§ **EXERCISE DESCRIPTION**
From the entries below, please gather each line containing the string "underline".

§ **EXERCISE INPUTS**
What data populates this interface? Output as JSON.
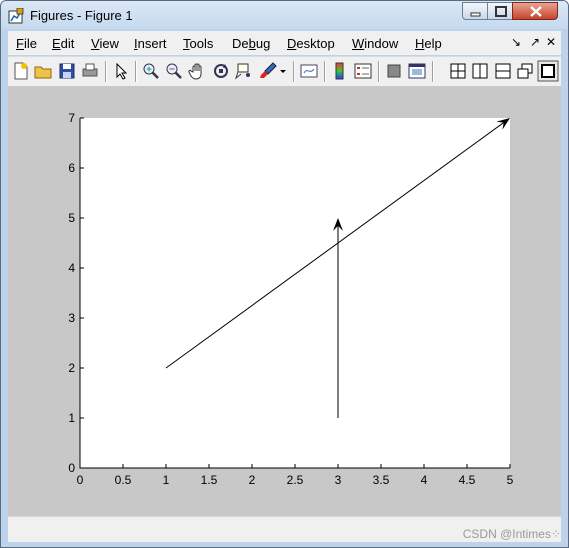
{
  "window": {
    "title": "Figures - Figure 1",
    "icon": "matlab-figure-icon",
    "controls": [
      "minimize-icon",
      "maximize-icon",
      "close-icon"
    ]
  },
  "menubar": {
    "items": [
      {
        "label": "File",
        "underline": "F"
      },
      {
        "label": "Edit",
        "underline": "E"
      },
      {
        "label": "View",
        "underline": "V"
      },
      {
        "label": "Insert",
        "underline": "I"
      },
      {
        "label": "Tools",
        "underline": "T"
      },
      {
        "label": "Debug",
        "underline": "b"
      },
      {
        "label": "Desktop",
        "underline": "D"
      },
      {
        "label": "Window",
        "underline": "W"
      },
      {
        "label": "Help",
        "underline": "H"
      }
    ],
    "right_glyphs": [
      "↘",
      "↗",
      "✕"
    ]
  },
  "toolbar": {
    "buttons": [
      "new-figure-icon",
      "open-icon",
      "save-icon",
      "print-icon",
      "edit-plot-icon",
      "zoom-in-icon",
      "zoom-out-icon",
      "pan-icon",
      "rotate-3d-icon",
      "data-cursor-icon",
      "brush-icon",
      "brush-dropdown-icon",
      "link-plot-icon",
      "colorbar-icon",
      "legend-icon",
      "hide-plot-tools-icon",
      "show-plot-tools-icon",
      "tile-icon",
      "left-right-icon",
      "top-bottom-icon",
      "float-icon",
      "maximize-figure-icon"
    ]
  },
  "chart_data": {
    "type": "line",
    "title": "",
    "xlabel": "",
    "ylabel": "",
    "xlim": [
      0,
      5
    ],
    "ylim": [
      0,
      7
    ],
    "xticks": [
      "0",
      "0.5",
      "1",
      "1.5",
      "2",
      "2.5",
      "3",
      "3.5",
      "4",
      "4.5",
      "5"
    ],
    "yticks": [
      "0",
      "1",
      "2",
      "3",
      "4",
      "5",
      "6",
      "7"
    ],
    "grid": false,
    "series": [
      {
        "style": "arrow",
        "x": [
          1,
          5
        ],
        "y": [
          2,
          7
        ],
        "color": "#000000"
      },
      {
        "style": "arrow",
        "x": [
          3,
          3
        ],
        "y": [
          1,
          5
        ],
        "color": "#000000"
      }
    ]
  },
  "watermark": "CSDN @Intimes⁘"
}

§ **TASK RESULT**
        "underline": "F"
        "underline": "E"
        "underline": "V"
        "underline": "I"
        "underline": "T"
        "underline": "b"
        "underline": "D"
        "underline": "W"
        "underline": "H"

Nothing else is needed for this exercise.